▼▼▼
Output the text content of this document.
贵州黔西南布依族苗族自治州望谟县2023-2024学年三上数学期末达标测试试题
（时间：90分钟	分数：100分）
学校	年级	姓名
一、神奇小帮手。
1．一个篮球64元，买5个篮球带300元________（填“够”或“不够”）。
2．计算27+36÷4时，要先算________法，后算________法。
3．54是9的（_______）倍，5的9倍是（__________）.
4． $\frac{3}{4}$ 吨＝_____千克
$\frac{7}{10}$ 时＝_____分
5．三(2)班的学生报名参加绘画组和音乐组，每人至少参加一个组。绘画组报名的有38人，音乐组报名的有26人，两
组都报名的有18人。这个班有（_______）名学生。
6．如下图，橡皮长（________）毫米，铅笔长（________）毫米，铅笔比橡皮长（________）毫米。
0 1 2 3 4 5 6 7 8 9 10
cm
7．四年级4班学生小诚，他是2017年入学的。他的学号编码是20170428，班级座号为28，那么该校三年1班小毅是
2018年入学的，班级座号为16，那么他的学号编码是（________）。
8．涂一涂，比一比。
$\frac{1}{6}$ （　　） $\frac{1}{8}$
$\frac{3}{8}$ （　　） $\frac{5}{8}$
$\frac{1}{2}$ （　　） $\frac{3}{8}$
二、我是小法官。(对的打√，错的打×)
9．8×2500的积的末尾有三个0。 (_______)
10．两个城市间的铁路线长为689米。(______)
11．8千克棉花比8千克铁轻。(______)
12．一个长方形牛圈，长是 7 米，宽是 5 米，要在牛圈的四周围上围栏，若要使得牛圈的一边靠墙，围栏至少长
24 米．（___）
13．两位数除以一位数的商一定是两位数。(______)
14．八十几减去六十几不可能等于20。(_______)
▲▲▲
= Exercise brief =
Work out the number of lines in this listing that include the word "frac". Reply with that number only.

= Solution to this problem =
5